[START OF DATASET RECORDS]
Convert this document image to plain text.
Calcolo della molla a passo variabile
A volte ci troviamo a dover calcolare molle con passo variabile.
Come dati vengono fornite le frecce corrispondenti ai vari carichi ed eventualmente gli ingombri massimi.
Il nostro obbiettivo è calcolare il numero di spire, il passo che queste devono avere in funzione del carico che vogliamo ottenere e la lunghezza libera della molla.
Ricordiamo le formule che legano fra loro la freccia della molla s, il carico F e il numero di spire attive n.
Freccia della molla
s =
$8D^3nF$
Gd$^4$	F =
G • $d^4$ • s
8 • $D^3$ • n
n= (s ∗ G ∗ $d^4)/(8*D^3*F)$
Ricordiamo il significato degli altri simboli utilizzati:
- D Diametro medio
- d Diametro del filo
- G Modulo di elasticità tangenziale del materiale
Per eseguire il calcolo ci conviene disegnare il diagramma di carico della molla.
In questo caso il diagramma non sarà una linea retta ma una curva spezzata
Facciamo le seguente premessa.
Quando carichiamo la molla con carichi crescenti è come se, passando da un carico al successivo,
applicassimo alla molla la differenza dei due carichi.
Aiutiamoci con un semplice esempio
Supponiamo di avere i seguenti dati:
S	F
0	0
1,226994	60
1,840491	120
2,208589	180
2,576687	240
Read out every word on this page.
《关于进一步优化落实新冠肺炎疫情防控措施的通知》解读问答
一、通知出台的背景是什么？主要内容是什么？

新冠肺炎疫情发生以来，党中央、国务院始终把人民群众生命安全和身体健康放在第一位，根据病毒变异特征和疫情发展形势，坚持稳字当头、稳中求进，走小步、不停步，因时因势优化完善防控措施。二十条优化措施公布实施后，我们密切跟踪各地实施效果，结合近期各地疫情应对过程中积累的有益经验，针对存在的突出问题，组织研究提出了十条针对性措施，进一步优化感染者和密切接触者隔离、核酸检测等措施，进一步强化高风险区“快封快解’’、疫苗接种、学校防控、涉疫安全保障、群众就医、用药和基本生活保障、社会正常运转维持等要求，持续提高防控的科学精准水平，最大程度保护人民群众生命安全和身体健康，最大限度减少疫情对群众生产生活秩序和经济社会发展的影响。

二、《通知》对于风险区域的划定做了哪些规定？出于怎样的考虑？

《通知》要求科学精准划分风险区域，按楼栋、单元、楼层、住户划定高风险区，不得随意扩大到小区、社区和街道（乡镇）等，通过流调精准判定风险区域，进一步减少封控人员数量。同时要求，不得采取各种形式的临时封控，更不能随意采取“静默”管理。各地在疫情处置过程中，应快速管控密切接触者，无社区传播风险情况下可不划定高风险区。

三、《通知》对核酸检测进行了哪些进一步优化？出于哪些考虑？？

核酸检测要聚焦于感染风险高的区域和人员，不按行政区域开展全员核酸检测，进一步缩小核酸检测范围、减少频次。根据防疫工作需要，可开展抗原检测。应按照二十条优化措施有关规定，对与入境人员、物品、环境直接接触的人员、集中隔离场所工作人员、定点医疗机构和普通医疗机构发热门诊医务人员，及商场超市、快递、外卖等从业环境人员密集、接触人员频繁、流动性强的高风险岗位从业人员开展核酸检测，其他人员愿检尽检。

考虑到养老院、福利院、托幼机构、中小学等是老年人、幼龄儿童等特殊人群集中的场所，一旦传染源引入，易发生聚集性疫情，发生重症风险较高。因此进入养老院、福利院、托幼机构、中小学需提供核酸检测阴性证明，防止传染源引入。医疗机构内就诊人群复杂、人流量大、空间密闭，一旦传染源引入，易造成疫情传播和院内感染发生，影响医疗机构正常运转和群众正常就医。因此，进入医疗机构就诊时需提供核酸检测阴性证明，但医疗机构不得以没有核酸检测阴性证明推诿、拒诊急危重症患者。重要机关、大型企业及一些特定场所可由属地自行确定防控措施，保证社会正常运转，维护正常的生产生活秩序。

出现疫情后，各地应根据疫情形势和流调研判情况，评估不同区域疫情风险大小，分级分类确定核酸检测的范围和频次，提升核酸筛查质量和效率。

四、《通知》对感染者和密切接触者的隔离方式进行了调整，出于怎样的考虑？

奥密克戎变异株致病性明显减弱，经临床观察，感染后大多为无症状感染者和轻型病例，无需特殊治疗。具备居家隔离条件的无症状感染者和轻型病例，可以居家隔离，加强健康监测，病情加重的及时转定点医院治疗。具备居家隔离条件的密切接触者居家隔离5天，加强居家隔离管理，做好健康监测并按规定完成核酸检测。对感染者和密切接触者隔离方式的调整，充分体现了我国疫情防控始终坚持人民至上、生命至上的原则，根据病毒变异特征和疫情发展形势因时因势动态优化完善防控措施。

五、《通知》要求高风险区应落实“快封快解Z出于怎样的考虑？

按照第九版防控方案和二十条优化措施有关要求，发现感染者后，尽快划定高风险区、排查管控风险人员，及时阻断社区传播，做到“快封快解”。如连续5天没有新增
[END OF DATASET RECORDS]
◆ PROBLEM REQUIREMENTS ◆
Say how many lines of the material contain the word "Diametro", with no other text.

◆ CORRECT RESPONSE ◆
2